Exercise task
Write out all of the data without omission, exactly as shown.

Records from a dataset:
◇ ◇ ◇ ◇ ◇
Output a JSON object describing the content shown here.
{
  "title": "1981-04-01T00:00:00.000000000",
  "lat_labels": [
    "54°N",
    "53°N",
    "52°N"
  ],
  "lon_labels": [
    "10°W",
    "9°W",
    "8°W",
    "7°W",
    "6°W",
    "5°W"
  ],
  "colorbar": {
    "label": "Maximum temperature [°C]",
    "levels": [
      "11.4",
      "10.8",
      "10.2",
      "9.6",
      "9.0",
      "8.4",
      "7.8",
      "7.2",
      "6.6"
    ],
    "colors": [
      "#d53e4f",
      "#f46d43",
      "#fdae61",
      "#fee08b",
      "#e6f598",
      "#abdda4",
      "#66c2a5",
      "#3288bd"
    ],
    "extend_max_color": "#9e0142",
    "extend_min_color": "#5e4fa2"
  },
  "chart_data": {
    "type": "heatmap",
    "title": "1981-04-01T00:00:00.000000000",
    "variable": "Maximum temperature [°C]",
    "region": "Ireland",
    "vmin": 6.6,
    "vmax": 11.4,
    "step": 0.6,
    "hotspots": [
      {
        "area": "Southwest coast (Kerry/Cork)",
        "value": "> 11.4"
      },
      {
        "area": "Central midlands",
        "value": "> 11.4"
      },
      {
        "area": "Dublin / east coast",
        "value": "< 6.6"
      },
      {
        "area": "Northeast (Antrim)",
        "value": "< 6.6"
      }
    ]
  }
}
◇ ◇ ◇ ◇ ◇
Reply to the exercise
Output a JSON object describing the content shown here.
{
  "title": "1981-04-01T00:00:00.000000000",
  "lat_labels": [
    "54°N",
    "53°N",
    "52°N"
  ],
  "lon_labels": [
    "10°W",
    "9°W",
    "8°W",
    "7°W",
    "6°W",
    "5°W"
  ],
  "colorbar": {
    "label": "Maximum temperature [°C]",
    "levels": [
      "11.4",
      "10.8",
      "10.2",
      "9.6",
      "9.0",
      "8.4",
      "7.8",
      "7.2",
      "6.6"
    ],
    "colors": [
      "#d53e4f",
      "#f46d43",
      "#fdae61",
      "#fee08b",
      "#e6f598",
      "#abdda4",
      "#66c2a5",
      "#3288bd"
    ],
    "extend_max_color": "#9e0142",
    "extend_min_color": "#5e4fa2"
  },
  "chart_data": {
    "type": "heatmap",
    "title": "1981-04-01T00:00:00.000000000",
    "variable": "Maximum temperature [°C]",
    "region": "Ireland",
    "vmin": 6.6,
    "vmax": 11.4,
    "step": 0.6,
    "hotspots": [
      {
        "area": "Southwest coast (Kerry/Cork)",
        "value": "> 11.4"
      },
      {
        "area": "Central midlands",
        "value": "> 11.4"
      },
      {
        "area": "Dublin / east coast",
        "value": "< 6.6"
      },
      {
        "area": "Northeast (Antrim)",
        "value": "< 6.6"
      }
    ]
  }
}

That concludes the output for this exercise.